==== Material provided

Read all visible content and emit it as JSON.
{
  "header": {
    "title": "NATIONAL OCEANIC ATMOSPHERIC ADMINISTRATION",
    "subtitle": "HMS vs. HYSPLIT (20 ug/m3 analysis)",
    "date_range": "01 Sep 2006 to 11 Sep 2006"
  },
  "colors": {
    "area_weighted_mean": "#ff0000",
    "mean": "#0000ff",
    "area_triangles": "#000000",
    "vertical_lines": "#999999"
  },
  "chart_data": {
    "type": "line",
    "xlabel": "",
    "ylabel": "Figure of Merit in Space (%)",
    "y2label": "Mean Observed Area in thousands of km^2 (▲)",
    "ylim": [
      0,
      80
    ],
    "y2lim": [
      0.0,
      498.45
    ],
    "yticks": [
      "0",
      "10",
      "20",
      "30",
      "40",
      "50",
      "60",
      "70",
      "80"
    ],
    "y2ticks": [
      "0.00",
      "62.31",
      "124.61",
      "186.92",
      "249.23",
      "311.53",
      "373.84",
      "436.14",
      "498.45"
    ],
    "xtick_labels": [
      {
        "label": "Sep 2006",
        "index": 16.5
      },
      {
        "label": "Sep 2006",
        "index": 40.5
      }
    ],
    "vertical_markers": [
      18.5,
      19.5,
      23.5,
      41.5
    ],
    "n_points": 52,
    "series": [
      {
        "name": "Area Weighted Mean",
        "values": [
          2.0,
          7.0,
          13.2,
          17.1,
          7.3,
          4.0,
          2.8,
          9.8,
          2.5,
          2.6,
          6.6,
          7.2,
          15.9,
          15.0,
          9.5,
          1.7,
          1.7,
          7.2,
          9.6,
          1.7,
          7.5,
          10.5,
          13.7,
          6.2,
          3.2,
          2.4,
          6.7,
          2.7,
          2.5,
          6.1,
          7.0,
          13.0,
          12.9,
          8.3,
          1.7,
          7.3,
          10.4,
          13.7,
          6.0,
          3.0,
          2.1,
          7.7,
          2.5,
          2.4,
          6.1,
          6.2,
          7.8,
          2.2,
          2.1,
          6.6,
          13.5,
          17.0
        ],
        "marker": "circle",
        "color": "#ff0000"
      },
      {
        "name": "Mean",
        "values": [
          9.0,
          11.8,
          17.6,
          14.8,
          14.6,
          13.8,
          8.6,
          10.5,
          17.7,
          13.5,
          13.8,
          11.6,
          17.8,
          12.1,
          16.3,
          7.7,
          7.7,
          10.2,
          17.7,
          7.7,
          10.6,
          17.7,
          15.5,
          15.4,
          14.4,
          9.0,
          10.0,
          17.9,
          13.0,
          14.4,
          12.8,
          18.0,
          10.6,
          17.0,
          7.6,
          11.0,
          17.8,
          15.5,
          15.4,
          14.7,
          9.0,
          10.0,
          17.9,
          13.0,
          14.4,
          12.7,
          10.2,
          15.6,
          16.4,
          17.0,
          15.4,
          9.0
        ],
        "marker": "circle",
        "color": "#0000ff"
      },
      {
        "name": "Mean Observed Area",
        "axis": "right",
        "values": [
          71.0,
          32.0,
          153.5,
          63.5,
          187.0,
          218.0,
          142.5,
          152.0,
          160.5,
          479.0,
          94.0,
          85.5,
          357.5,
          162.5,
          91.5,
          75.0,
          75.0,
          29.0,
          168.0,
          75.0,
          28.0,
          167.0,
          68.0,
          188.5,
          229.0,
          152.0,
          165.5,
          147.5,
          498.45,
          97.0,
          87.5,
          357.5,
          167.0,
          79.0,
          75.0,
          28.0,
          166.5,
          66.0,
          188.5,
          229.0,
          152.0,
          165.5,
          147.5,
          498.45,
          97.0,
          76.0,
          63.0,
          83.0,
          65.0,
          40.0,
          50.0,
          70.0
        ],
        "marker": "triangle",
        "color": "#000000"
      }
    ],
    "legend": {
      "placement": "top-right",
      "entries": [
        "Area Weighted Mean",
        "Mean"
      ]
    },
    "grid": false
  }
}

========

Exercise brief → Please return the data above exactly as given.

Final answer →
Read all visible content and emit it as JSON.
{
  "header": {
    "title": "NATIONAL OCEANIC ATMOSPHERIC ADMINISTRATION",
    "subtitle": "HMS vs. HYSPLIT (20 ug/m3 analysis)",
    "date_range": "01 Sep 2006 to 11 Sep 2006"
  },
  "colors": {
    "area_weighted_mean": "#ff0000",
    "mean": "#0000ff",
    "area_triangles": "#000000",
    "vertical_lines": "#999999"
  },
  "chart_data": {
    "type": "line",
    "xlabel": "",
    "ylabel": "Figure of Merit in Space (%)",
    "y2label": "Mean Observed Area in thousands of km^2 (▲)",
    "ylim": [
      0,
      80
    ],
    "y2lim": [
      0.0,
      498.45
    ],
    "yticks": [
      "0",
      "10",
      "20",
      "30",
      "40",
      "50",
      "60",
      "70",
      "80"
    ],
    "y2ticks": [
      "0.00",
      "62.31",
      "124.61",
      "186.92",
      "249.23",
      "311.53",
      "373.84",
      "436.14",
      "498.45"
    ],
    "xtick_labels": [
      {
        "label": "Sep 2006",
        "index": 16.5
      },
      {
        "label": "Sep 2006",
        "index": 40.5
      }
    ],
    "vertical_markers": [
      18.5,
      19.5,
      23.5,
      41.5
    ],
    "n_points": 52,
    "series": [
      {
        "name": "Area Weighted Mean",
        "values": [
          2.0,
          7.0,
          13.2,
          17.1,
          7.3,
          4.0,
          2.8,
          9.8,
          2.5,
          2.6,
          6.6,
          7.2,
          15.9,
          15.0,
          9.5,
          1.7,
          1.7,
          7.2,
          9.6,
          1.7,
          7.5,
          10.5,
          13.7,
          6.2,
          3.2,
          2.4,
          6.7,
          2.7,
          2.5,
          6.1,
          7.0,
          13.0,
          12.9,
          8.3,
          1.7,
          7.3,
          10.4,
          13.7,
          6.0,
          3.0,
          2.1,
          7.7,
          2.5,
          2.4,
          6.1,
          6.2,
          7.8,
          2.2,
          2.1,
          6.6,
          13.5,
          17.0
        ],
        "marker": "circle",
        "color": "#ff0000"
      },
      {
        "name": "Mean",
        "values": [
          9.0,
          11.8,
          17.6,
          14.8,
          14.6,
          13.8,
          8.6,
          10.5,
          17.7,
          13.5,
          13.8,
          11.6,
          17.8,
          12.1,
          16.3,
          7.7,
          7.7,
          10.2,
          17.7,
          7.7,
          10.6,
          17.7,
          15.5,
          15.4,
          14.4,
          9.0,
          10.0,
          17.9,
          13.0,
          14.4,
          12.8,
          18.0,
          10.6,
          17.0,
          7.6,
          11.0,
          17.8,
          15.5,
          15.4,
          14.7,
          9.0,
          10.0,
          17.9,
          13.0,
          14.4,
          12.7,
          10.2,
          15.6,
          16.4,
          17.0,
          15.4,
          9.0
        ],
        "marker": "circle",
        "color": "#0000ff"
      },
      {
        "name": "Mean Observed Area",
        "axis": "right",
        "values": [
          71.0,
          32.0,
          153.5,
          63.5,
          187.0,
          218.0,
          142.5,
          152.0,
          160.5,
          479.0,
          94.0,
          85.5,
          357.5,
          162.5,
          91.5,
          75.0,
          75.0,
          29.0,
          168.0,
          75.0,
          28.0,
          167.0,
          68.0,
          188.5,
          229.0,
          152.0,
          165.5,
          147.5,
          498.45,
          97.0,
          87.5,
          357.5,
          167.0,
          79.0,
          75.0,
          28.0,
          166.5,
          66.0,
          188.5,
          229.0,
          152.0,
          165.5,
          147.5,
          498.45,
          97.0,
          76.0,
          63.0,
          83.0,
          65.0,
          40.0,
          50.0,
          70.0
        ],
        "marker": "triangle",
        "color": "#000000"
      }
    ],
    "legend": {
      "placement": "top-right",
      "entries": [
        "Area Weighted Mean",
        "Mean"
      ]
    },
    "grid": false
  }
}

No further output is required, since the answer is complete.